### INSTRUCTION
Update the listing from its first line through the line containing "The narrow gap 34 is at (227, 302)." by replacing "cross section" with "sectional view", and leave every other word unchanged. Write out only those lines and omit the pictures.
◇ ◇ ◇ ◇ ◇ ◇ ◇
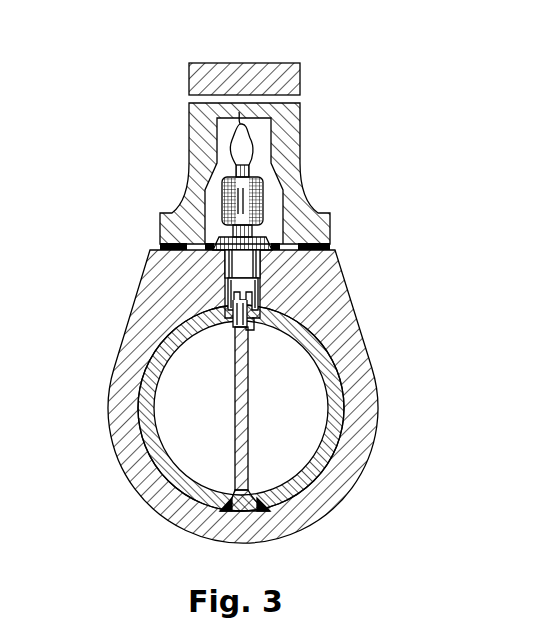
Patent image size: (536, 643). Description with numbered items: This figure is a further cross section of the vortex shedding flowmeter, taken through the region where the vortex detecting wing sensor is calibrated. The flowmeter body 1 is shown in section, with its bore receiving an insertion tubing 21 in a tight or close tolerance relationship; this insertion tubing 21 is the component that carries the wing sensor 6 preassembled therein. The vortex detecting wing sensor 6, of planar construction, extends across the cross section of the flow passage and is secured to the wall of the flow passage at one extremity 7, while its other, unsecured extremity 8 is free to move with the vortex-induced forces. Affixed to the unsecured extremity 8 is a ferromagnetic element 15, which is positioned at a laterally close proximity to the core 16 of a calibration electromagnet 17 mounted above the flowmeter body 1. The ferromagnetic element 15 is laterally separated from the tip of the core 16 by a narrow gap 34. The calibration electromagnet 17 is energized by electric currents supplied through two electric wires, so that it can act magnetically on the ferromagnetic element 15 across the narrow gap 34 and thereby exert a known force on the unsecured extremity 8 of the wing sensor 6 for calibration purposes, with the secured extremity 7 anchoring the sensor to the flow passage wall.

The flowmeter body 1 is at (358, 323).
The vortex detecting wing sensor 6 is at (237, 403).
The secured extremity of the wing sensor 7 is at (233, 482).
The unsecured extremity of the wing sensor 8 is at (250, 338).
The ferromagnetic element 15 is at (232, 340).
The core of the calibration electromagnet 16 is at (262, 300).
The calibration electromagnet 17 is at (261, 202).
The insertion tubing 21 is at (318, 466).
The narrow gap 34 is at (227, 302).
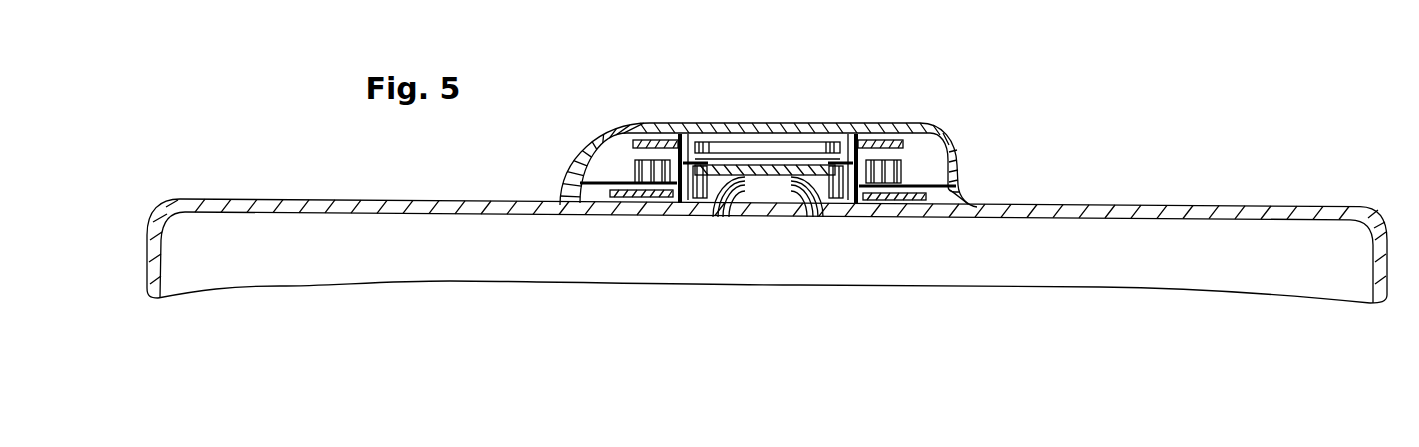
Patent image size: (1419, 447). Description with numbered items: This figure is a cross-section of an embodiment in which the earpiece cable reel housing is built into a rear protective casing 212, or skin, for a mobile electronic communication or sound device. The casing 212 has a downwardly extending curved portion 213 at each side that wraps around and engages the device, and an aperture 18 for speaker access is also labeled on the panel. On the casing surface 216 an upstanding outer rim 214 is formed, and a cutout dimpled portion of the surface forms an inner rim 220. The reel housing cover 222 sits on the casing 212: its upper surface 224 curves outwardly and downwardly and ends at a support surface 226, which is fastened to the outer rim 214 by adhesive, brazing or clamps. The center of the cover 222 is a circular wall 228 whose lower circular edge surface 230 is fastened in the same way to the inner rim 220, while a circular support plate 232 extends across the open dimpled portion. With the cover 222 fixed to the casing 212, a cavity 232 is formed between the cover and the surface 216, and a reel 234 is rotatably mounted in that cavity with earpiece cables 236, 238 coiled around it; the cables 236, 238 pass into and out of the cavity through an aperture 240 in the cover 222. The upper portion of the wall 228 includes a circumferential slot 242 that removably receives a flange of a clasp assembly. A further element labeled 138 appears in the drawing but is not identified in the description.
◇ ◇ ◇ ◇ ◇ ◇ ◇
### ANSWER
Patent image size: (536, 643). Description with numbered items: This figure is a further sectional view of the vortex shedding flowmeter, taken through the region where the vortex detecting wing sensor is calibrated. The flowmeter body 1 is shown in section, with its bore receiving an insertion tubing 21 in a tight or close tolerance relationship; this insertion tubing 21 is the component that carries the wing sensor 6 preassembled therein. The vortex detecting wing sensor 6, of planar construction, extends across the sectional view of the flow passage and is secured to the wall of the flow passage at one extremity 7, while its other, unsecured extremity 8 is free to move with the vortex-induced forces. Affixed to the unsecured extremity 8 is a ferromagnetic element 15, which is positioned at a laterally close proximity to the core 16 of a calibration electromagnet 17 mounted above the flowmeter body 1. The ferromagnetic element 15 is laterally separated from the tip of the core 16 by a narrow gap 34. The calibration electromagnet 17 is energized by electric currents supplied through two electric wires, so that it can act magnetically on the ferromagnetic element 15 across the narrow gap 34 and thereby exert a known force on the unsecured extremity 8 of the wing sensor 6 for calibration purposes, with the secured extremity 7 anchoring the sensor to the flow passage wall.

The flowmeter body 1 is at (358, 323).
The vortex detecting wing sensor 6 is at (237, 403).
The secured extremity of the wing sensor 7 is at (233, 482).
The unsecured extremity of the wing sensor 8 is at (250, 338).
The ferromagnetic element 15 is at (232, 340).
The core of the calibration electromagnet 16 is at (262, 300).
The calibration electromagnet 17 is at (261, 202).
The insertion tubing 21 is at (318, 466).
The narrow gap 34 is at (227, 302).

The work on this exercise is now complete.